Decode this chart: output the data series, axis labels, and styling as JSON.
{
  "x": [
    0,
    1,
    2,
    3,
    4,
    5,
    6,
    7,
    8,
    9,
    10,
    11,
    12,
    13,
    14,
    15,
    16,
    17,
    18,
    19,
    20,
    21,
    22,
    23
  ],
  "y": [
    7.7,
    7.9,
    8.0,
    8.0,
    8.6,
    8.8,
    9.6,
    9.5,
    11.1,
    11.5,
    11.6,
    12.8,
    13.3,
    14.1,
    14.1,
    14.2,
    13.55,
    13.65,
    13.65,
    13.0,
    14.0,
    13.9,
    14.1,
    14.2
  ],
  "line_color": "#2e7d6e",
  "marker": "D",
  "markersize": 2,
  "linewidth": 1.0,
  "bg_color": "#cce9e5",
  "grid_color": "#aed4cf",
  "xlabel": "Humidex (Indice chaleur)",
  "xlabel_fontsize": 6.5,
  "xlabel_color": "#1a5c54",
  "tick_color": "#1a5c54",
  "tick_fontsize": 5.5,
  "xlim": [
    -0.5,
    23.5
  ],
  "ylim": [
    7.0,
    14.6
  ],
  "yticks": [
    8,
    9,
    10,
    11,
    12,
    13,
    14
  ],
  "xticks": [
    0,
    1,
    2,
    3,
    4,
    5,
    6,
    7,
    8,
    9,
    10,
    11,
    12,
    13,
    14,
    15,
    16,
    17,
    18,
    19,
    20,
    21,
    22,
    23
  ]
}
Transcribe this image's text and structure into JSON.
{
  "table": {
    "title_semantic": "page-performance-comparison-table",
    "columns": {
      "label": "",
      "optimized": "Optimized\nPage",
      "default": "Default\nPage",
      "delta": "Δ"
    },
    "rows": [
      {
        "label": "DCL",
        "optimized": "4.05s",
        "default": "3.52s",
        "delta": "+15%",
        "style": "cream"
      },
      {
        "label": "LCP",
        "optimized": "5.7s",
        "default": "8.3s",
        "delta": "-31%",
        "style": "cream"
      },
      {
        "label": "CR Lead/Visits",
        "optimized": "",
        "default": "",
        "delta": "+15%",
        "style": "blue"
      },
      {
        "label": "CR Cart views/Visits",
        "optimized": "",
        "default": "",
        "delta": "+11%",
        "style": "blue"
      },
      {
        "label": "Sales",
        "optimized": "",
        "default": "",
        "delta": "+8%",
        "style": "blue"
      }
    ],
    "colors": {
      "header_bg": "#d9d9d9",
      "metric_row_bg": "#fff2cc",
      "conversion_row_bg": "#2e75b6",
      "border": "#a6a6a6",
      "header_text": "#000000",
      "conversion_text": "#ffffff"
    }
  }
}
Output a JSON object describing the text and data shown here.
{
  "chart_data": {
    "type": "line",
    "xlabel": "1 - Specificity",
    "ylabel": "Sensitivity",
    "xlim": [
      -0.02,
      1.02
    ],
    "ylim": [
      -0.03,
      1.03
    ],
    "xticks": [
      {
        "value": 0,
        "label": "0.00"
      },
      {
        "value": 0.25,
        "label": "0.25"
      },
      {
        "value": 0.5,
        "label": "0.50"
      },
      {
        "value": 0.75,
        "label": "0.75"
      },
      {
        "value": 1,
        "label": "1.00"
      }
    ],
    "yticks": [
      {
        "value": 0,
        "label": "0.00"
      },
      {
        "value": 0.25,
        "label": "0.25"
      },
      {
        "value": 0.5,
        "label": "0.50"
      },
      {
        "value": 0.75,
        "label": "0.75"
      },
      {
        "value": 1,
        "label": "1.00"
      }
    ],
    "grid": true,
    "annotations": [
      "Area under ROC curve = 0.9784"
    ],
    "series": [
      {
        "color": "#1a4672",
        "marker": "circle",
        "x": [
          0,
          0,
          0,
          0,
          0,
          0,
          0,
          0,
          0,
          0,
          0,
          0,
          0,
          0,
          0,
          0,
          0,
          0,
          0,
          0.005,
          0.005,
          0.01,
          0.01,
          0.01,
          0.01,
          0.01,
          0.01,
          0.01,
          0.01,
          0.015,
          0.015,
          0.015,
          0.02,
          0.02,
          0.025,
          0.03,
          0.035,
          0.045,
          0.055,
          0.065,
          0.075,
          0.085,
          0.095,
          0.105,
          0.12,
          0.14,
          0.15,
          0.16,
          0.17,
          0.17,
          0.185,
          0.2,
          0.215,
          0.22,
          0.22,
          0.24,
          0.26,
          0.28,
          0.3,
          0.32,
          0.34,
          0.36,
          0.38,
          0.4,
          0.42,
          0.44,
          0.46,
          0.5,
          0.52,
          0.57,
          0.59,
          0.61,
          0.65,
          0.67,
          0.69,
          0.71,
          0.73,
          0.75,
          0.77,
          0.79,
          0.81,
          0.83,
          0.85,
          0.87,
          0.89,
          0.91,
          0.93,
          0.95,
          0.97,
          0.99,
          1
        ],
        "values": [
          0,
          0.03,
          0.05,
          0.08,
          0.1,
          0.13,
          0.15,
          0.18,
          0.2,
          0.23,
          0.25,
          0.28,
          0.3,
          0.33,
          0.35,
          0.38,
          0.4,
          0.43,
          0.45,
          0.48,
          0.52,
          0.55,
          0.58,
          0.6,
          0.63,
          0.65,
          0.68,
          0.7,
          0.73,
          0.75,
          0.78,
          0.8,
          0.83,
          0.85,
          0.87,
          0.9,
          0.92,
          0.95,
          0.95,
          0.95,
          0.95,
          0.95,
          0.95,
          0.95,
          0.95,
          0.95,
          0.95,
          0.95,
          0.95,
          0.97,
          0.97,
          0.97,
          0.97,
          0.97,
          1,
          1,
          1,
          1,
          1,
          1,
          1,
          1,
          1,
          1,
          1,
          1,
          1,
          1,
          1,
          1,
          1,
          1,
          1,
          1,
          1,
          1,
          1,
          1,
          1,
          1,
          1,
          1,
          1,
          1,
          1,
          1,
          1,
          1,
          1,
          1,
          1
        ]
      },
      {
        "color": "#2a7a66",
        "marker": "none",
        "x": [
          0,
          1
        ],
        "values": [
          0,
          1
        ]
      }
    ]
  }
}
═══
* [Exercise objective] Reproduce the complete set of lines precisely as supplied.

* [Task result]
Decode this chart: output the data series, axis labels, and styling as JSON.
{
  "x": [
    0,
    1,
    2,
    3,
    4,
    5,
    6,
    7,
    8,
    9,
    10,
    11,
    12,
    13,
    14,
    15,
    16,
    17,
    18,
    19,
    20,
    21,
    22,
    23
  ],
  "y": [
    7.7,
    7.9,
    8.0,
    8.0,
    8.6,
    8.8,
    9.6,
    9.5,
    11.1,
    11.5,
    11.6,
    12.8,
    13.3,
    14.1,
    14.1,
    14.2,
    13.55,
    13.65,
    13.65,
    13.0,
    14.0,
    13.9,
    14.1,
    14.2
  ],
  "line_color": "#2e7d6e",
  "marker": "D",
  "markersize": 2,
  "linewidth": 1.0,
  "bg_color": "#cce9e5",
  "grid_color": "#aed4cf",
  "xlabel": "Humidex (Indice chaleur)",
  "xlabel_fontsize": 6.5,
  "xlabel_color": "#1a5c54",
  "tick_color": "#1a5c54",
  "tick_fontsize": 5.5,
  "xlim": [
    -0.5,
    23.5
  ],
  "ylim": [
    7.0,
    14.6
  ],
  "yticks": [
    8,
    9,
    10,
    11,
    12,
    13,
    14
  ],
  "xticks": [
    0,
    1,
    2,
    3,
    4,
    5,
    6,
    7,
    8,
    9,
    10,
    11,
    12,
    13,
    14,
    15,
    16,
    17,
    18,
    19,
    20,
    21,
    22,
    23
  ]
}
Transcribe this image's text and structure into JSON.
{
  "table": {
    "title_semantic": "page-performance-comparison-table",
    "columns": {
      "label": "",
      "optimized": "Optimized\nPage",
      "default": "Default\nPage",
      "delta": "Δ"
    },
    "rows": [
      {
        "label": "DCL",
        "optimized": "4.05s",
        "default": "3.52s",
        "delta": "+15%",
        "style": "cream"
      },
      {
        "label": "LCP",
        "optimized": "5.7s",
        "default": "8.3s",
        "delta": "-31%",
        "style": "cream"
      },
      {
        "label": "CR Lead/Visits",
        "optimized": "",
        "default": "",
        "delta": "+15%",
        "style": "blue"
      },
      {
        "label": "CR Cart views/Visits",
        "optimized": "",
        "default": "",
        "delta": "+11%",
        "style": "blue"
      },
      {
        "label": "Sales",
        "optimized": "",
        "default": "",
        "delta": "+8%",
        "style": "blue"
      }
    ],
    "colors": {
      "header_bg": "#d9d9d9",
      "metric_row_bg": "#fff2cc",
      "conversion_row_bg": "#2e75b6",
      "border": "#a6a6a6",
      "header_text": "#000000",
      "conversion_text": "#ffffff"
    }
  }
}
Output a JSON object describing the text and data shown here.
{
  "chart_data": {
    "type": "line",
    "xlabel": "1 - Specificity",
    "ylabel": "Sensitivity",
    "xlim": [
      -0.02,
      1.02
    ],
    "ylim": [
      -0.03,
      1.03
    ],
    "xticks": [
      {
        "value": 0,
        "label": "0.00"
      },
      {
        "value": 0.25,
        "label": "0.25"
      },
      {
        "value": 0.5,
        "label": "0.50"
      },
      {
        "value": 0.75,
        "label": "0.75"
      },
      {
        "value": 1,
        "label": "1.00"
      }
    ],
    "yticks": [
      {
        "value": 0,
        "label": "0.00"
      },
      {
        "value": 0.25,
        "label": "0.25"
      },
      {
        "value": 0.5,
        "label": "0.50"
      },
      {
        "value": 0.75,
        "label": "0.75"
      },
      {
        "value": 1,
        "label": "1.00"
      }
    ],
    "grid": true,
    "annotations": [
      "Area under ROC curve = 0.9784"
    ],
    "series": [
      {
        "color": "#1a4672",
        "marker": "circle",
        "x": [
          0,
          0,
          0,
          0,
          0,
          0,
          0,
          0,
          0,
          0,
          0,
          0,
          0,
          0,
          0,
          0,
          0,
          0,
          0,
          0.005,
          0.005,
          0.01,
          0.01,
          0.01,
          0.01,
          0.01,
          0.01,
          0.01,
          0.01,
          0.015,
          0.015,
          0.015,
          0.02,
          0.02,
          0.025,
          0.03,
          0.035,
          0.045,
          0.055,
          0.065,
          0.075,
          0.085,
          0.095,
          0.105,
          0.12,
          0.14,
          0.15,
          0.16,
          0.17,
          0.17,
          0.185,
          0.2,
          0.215,
          0.22,
          0.22,
          0.24,
          0.26,
          0.28,
          0.3,
          0.32,
          0.34,
          0.36,
          0.38,
          0.4,
          0.42,
          0.44,
          0.46,
          0.5,
          0.52,
          0.57,
          0.59,
          0.61,
          0.65,
          0.67,
          0.69,
          0.71,
          0.73,
          0.75,
          0.77,
          0.79,
          0.81,
          0.83,
          0.85,
          0.87,
          0.89,
          0.91,
          0.93,
          0.95,
          0.97,
          0.99,
          1
        ],
        "values": [
          0,
          0.03,
          0.05,
          0.08,
          0.1,
          0.13,
          0.15,
          0.18,
          0.2,
          0.23,
          0.25,
          0.28,
          0.3,
          0.33,
          0.35,
          0.38,
          0.4,
          0.43,
          0.45,
          0.48,
          0.52,
          0.55,
          0.58,
          0.6,
          0.63,
          0.65,
          0.68,
          0.7,
          0.73,
          0.75,
          0.78,
          0.8,
          0.83,
          0.85,
          0.87,
          0.9,
          0.92,
          0.95,
          0.95,
          0.95,
          0.95,
          0.95,
          0.95,
          0.95,
          0.95,
          0.95,
          0.95,
          0.95,
          0.95,
          0.97,
          0.97,
          0.97,
          0.97,
          0.97,
          1,
          1,
          1,
          1,
          1,
          1,
          1,
          1,
          1,
          1,
          1,
          1,
          1,
          1,
          1,
          1,
          1,
          1,
          1,
          1,
          1,
          1,
          1,
          1,
          1,
          1,
          1,
          1,
          1,
          1,
          1,
          1,
          1,
          1,
          1,
          1,
          1
        ]
      },
      {
        "color": "#2a7a66",
        "marker": "none",
        "x": [
          0,
          1
        ],
        "values": [
          0,
          1
        ]
      }
    ]
  }
}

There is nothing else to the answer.